**Problem to work on:** Wherever the string "سيرة" appears, copy the whole line.

**Provided records:**

******************************

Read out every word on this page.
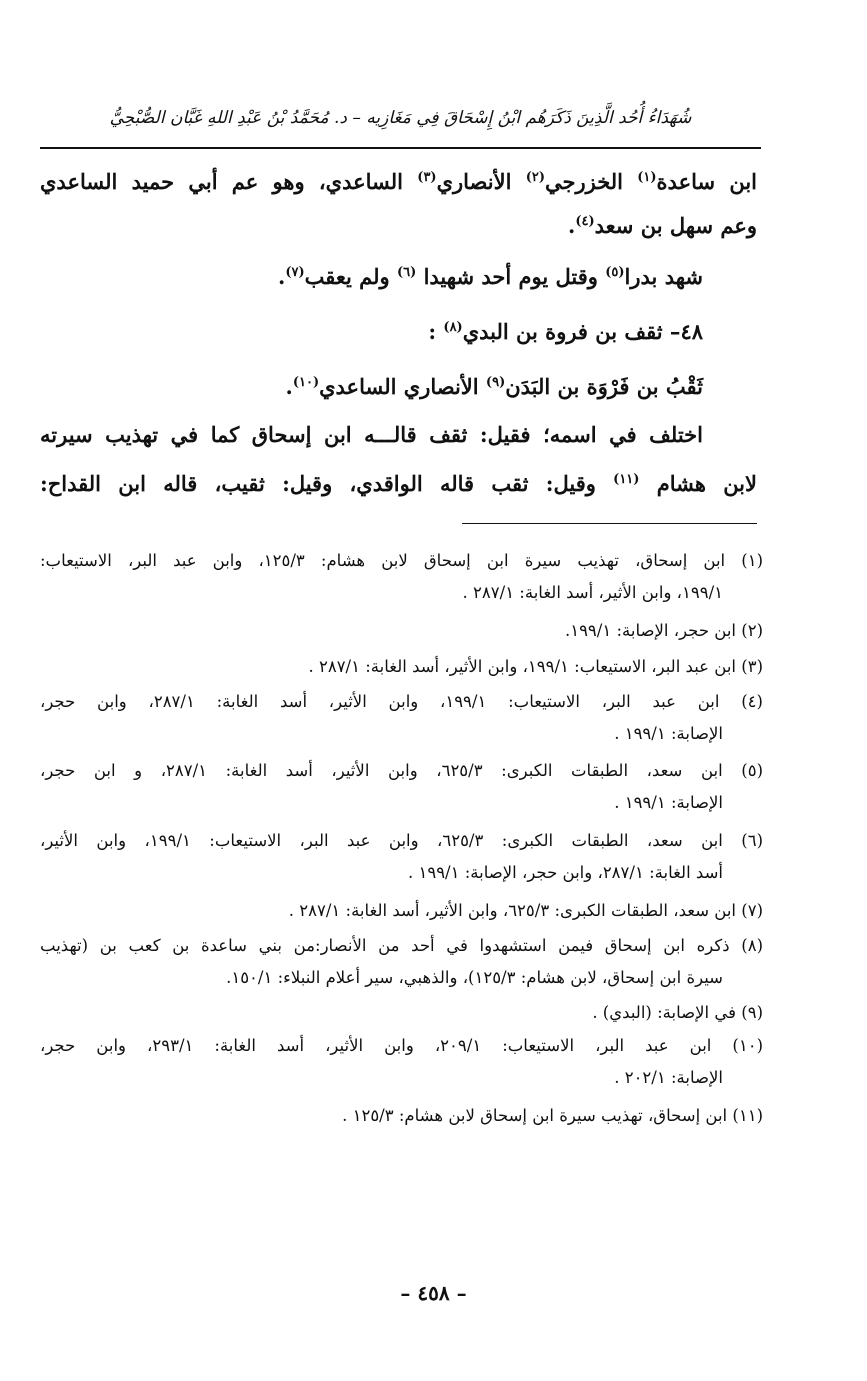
شُهَدَاءُ أُحُد الَّذِينَ ذَكَرَهُم ابْنُ إِسْحَاقَ فِي مَغَازِيه – د. مُحَمَّدُ بْنُ عَبْدِ اللهِ غَبَّان الصُّبْحِيُّ
ابن ساعدة$^{(١)}$ الخزرجي$^{(٢)}$ الأنصاري$^{(٣)}$ الساعدي، وهو عم أبي حميد الساعدي
وعم سهل بن سعد$^{(٤)}$.
شهد بدرا$^{(٥)}$ وقتل يوم أحد شهيدا $^{(٦)}$ ولم يعقب$^{(٧)}$.
٤٨– ثقف بن فروة بن البدي$^{(٨)}$ :
ثَقْبُ بن فَرْوَة بن البَدَن$^{(٩)}$ الأنصاري الساعدي$^{(١٠)}$.
اختلف في اسمه؛ فقيل: ثقف قالـــه ابن إسحاق كما في تهذيب سيرته
لابن هشام $^{(١١)}$ وقيل: ثقب قاله الواقدي، وقيل: ثقيب، قاله ابن القداح:
(١) ابن إسحاق، تهذيب سيرة ابن إسحاق لابن هشام: ١٢٥/٣، وابن عبد البر، الاستيعاب:
١٩٩/١، وابن الأثير، أسد الغابة: ٢٨٧/١ .
(٢) ابن حجر، الإصابة: ١٩٩/١.
(٣) ابن عبد البر، الاستيعاب: ١٩٩/١، وابن الأثير، أسد الغابة: ٢٨٧/١ .
(٤) ابن عبد البر، الاستيعاب: ١٩٩/١، وابن الأثير، أسد الغابة: ٢٨٧/١، وابن حجر،
الإصابة: ١٩٩/١ .
(٥) ابن سعد، الطبقات الكبرى: ٦٢٥/٣، وابن الأثير، أسد الغابة: ٢٨٧/١، و ابن حجر،
الإصابة: ١٩٩/١ .
(٦) ابن سعد، الطبقات الكبرى: ٦٢٥/٣، وابن عبد البر، الاستيعاب: ١٩٩/١، وابن الأثير،
أسد الغابة: ٢٨٧/١، وابن حجر، الإصابة: ١٩٩/١ .
(٧) ابن سعد، الطبقات الكبرى: ٦٢٥/٣، وابن الأثير، أسد الغابة: ٢٨٧/١ .
(٨) ذكره ابن إسحاق فيمن استشهدوا في أحد من الأنصار:من بني ساعدة بن كعب بن (تهذيب
سيرة ابن إسحاق، لابن هشام: ١٢٥/٣)، والذهبي، سير أعلام النبلاء: ١٥٠/١.
(٩) في الإصابة: (البدي) .
(١٠) ابن عبد البر، الاستيعاب: ٢٠٩/١، وابن الأثير، أسد الغابة: ٢٩٣/١، وابن حجر،
الإصابة: ٢٠٢/١ .
(١١) ابن إسحاق، تهذيب سيرة ابن إسحاق لابن هشام: ١٢٥/٣ .
– ٤٥٨ –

******************************

**Expected answer:**
(١) ابن إسحاق، تهذيب سيرة ابن إسحاق لابن هشام: ١٢٥/٣، وابن عبد البر، الاستيعاب:
سيرة ابن إسحاق، لابن هشام: ١٢٥/٣)، والذهبي، سير أعلام النبلاء: ١٥٠/١.
(١١) ابن إسحاق، تهذيب سيرة ابن إسحاق لابن هشام: ١٢٥/٣ .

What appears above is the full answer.